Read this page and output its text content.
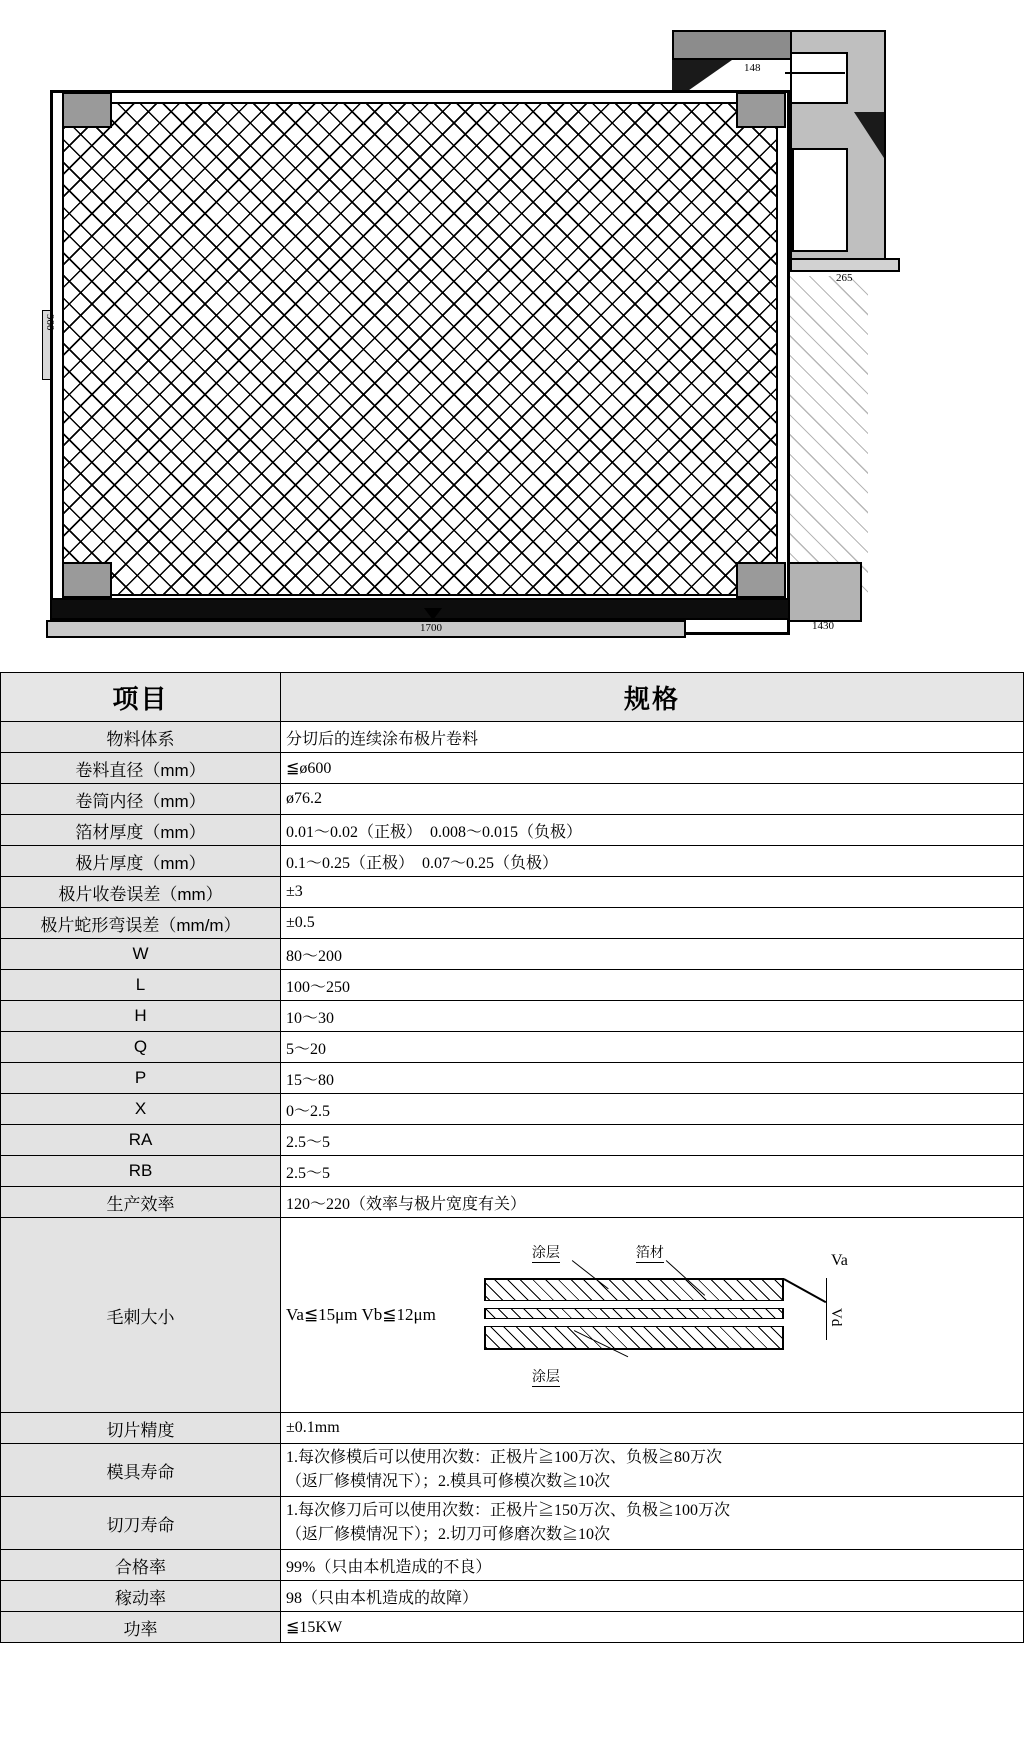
148
265
900
1700	1430
项目	规格
物料体系	分切后的连续涂布极片卷料
卷料直径（mm）	≦ø600
卷筒内径（mm）	ø76.2
箔材厚度（mm）	0.01～0.02（正极）　0.008～0.015（负极）
极片厚度（mm）	0.1～0.25（正极）　0.07～0.25（负极）
极片收卷误差（mm）	±3
极片蛇形弯误差（mm/m）	±0.5
W	80～200
L	100～250
H	10～30
Q	5～20
P	15～80
X	0～2.5
RA	2.5～5
RB	2.5～5
生产效率	120～220（效率与极片宽度有关）
毛刺大小	Va≦15μm Vb≦12μm
涂层	箔材
涂层
Va
Vd

切片精度	±0.1mm
模具寿命	1.每次修模后可以使用次数：正极片≧100万次、负极≧80万次
（返厂修模情况下）；2.模具可修模次数≧10次

切刀寿命	1.每次修刀后可以使用次数：正极片≧150万次、负极≧100万次
（返厂修模情况下）；2.切刀可修磨次数≧10次

合格率	99%（只由本机造成的不良）
稼动率	98（只由本机造成的故障）
功率	≦15KW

* * * * *

SHORT TASK: Print out every entry above without changing a word, and leave out the pictures.

EXPECTED OUTPUT:
Read this page and output its text content.
148
265
900
1700	1430
项目	规格
物料体系	分切后的连续涂布极片卷料
卷料直径（mm）	≦ø600
卷筒内径（mm）	ø76.2
箔材厚度（mm）	0.01～0.02（正极）　0.008～0.015（负极）
极片厚度（mm）	0.1～0.25（正极）　0.07～0.25（负极）
极片收卷误差（mm）	±3
极片蛇形弯误差（mm/m）	±0.5
W	80～200
L	100～250
H	10～30
Q	5～20
P	15～80
X	0～2.5
RA	2.5～5
RB	2.5～5
生产效率	120～220（效率与极片宽度有关）
毛刺大小	Va≦15μm Vb≦12μm
涂层	箔材
涂层
Va
Vd

切片精度	±0.1mm
模具寿命	1.每次修模后可以使用次数：正极片≧100万次、负极≧80万次
（返厂修模情况下）；2.模具可修模次数≧10次

切刀寿命	1.每次修刀后可以使用次数：正极片≧150万次、负极≧100万次
（返厂修模情况下）；2.切刀可修磨次数≧10次

合格率	99%（只由本机造成的不良）
稼动率	98（只由本机造成的故障）
功率	≦15KW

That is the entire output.